*TASK BRIEF*: Can you print the data exactly and leave out each image?

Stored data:

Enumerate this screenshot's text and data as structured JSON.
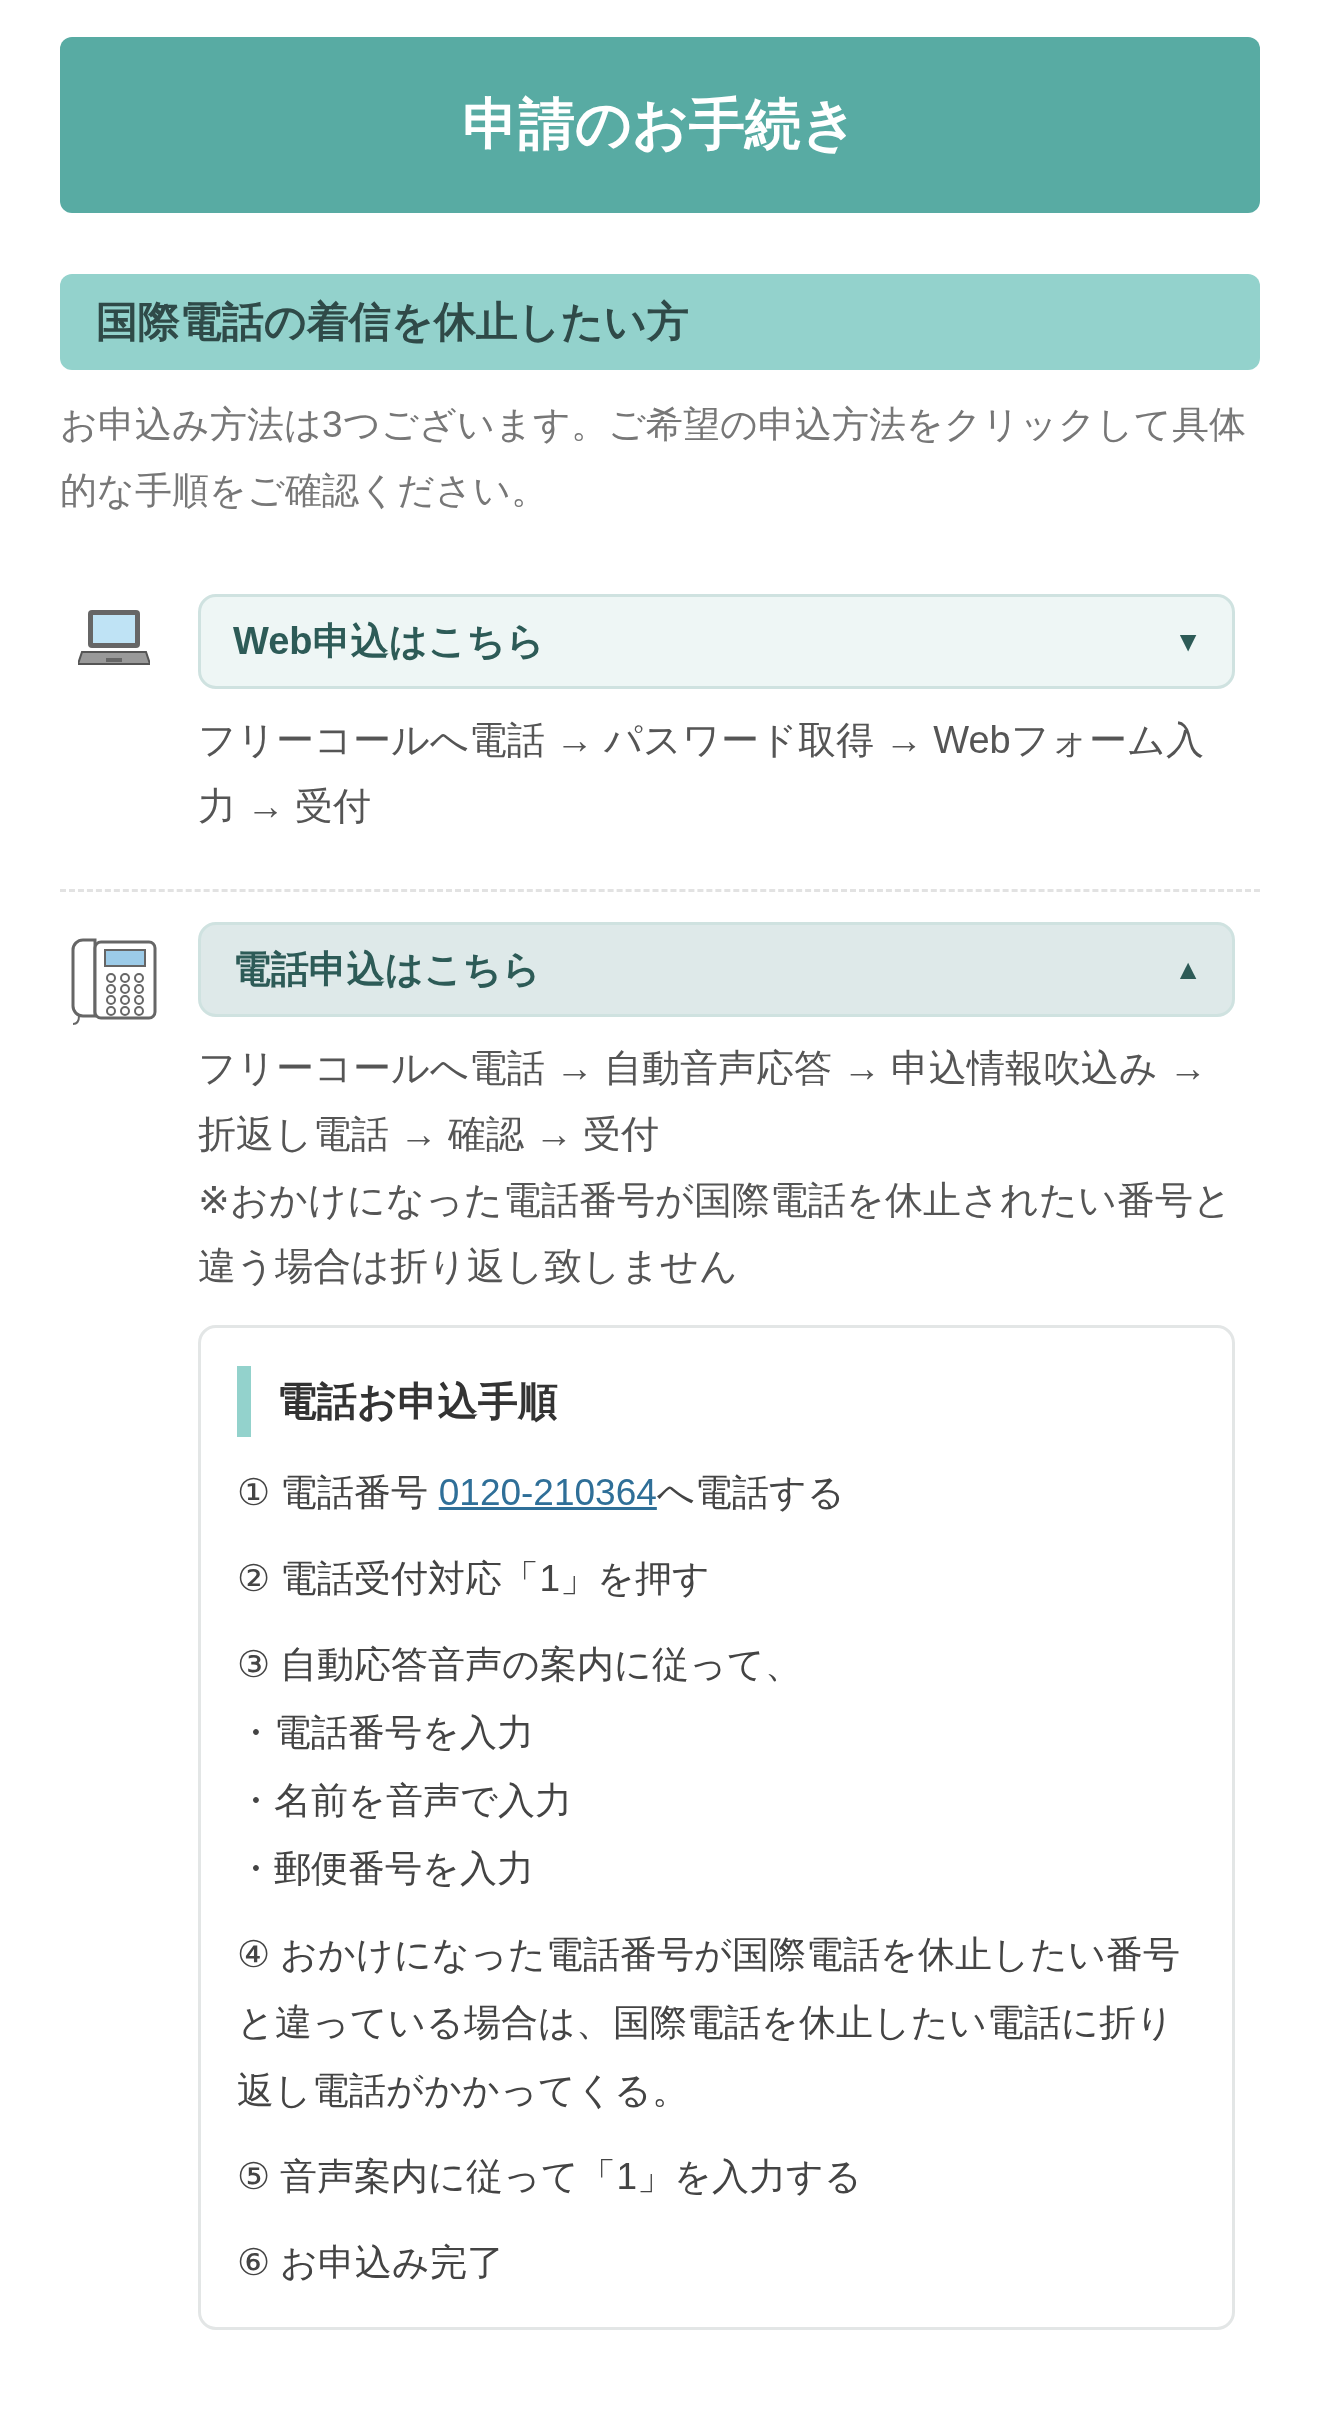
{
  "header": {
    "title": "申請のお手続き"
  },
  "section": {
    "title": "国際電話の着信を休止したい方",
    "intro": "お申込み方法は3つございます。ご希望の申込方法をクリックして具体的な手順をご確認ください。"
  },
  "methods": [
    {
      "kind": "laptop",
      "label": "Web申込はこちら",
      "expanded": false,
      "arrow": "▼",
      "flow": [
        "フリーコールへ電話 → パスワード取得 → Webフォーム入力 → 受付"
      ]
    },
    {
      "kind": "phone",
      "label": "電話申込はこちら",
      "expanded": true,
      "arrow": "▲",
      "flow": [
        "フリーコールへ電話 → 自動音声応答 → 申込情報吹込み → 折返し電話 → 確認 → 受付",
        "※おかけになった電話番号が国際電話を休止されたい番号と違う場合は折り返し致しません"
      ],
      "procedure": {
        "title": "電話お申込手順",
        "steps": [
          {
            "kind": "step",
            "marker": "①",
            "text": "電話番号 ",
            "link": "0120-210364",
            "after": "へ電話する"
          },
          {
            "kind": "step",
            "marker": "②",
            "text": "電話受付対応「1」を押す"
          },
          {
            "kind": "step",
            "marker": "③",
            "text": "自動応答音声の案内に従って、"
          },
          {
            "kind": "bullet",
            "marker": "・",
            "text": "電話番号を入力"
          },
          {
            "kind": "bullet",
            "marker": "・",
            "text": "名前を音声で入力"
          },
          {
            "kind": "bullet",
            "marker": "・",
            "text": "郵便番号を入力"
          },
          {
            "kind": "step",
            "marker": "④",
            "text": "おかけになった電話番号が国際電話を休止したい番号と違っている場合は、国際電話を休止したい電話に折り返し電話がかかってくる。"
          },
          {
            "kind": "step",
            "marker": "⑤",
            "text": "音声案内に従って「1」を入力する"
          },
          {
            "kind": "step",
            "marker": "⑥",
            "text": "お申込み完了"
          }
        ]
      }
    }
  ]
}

*SOLVED PROBLEM*:
Enumerate this screenshot's text and data as structured JSON.
{
  "header": {
    "title": "申請のお手続き"
  },
  "section": {
    "title": "国際電話の着信を休止したい方",
    "intro": "お申込み方法は3つございます。ご希望の申込方法をクリックして具体的な手順をご確認ください。"
  },
  "methods": [
    {
      "kind": "laptop",
      "label": "Web申込はこちら",
      "expanded": false,
      "arrow": "▼",
      "flow": [
        "フリーコールへ電話 → パスワード取得 → Webフォーム入力 → 受付"
      ]
    },
    {
      "kind": "phone",
      "label": "電話申込はこちら",
      "expanded": true,
      "arrow": "▲",
      "flow": [
        "フリーコールへ電話 → 自動音声応答 → 申込情報吹込み → 折返し電話 → 確認 → 受付",
        "※おかけになった電話番号が国際電話を休止されたい番号と違う場合は折り返し致しません"
      ],
      "procedure": {
        "title": "電話お申込手順",
        "steps": [
          {
            "kind": "step",
            "marker": "①",
            "text": "電話番号 ",
            "link": "0120-210364",
            "after": "へ電話する"
          },
          {
            "kind": "step",
            "marker": "②",
            "text": "電話受付対応「1」を押す"
          },
          {
            "kind": "step",
            "marker": "③",
            "text": "自動応答音声の案内に従って、"
          },
          {
            "kind": "bullet",
            "marker": "・",
            "text": "電話番号を入力"
          },
          {
            "kind": "bullet",
            "marker": "・",
            "text": "名前を音声で入力"
          },
          {
            "kind": "bullet",
            "marker": "・",
            "text": "郵便番号を入力"
          },
          {
            "kind": "step",
            "marker": "④",
            "text": "おかけになった電話番号が国際電話を休止したい番号と違っている場合は、国際電話を休止したい電話に折り返し電話がかかってくる。"
          },
          {
            "kind": "step",
            "marker": "⑤",
            "text": "音声案内に従って「1」を入力する"
          },
          {
            "kind": "step",
            "marker": "⑥",
            "text": "お申込み完了"
          }
        ]
      }
    }
  ]
}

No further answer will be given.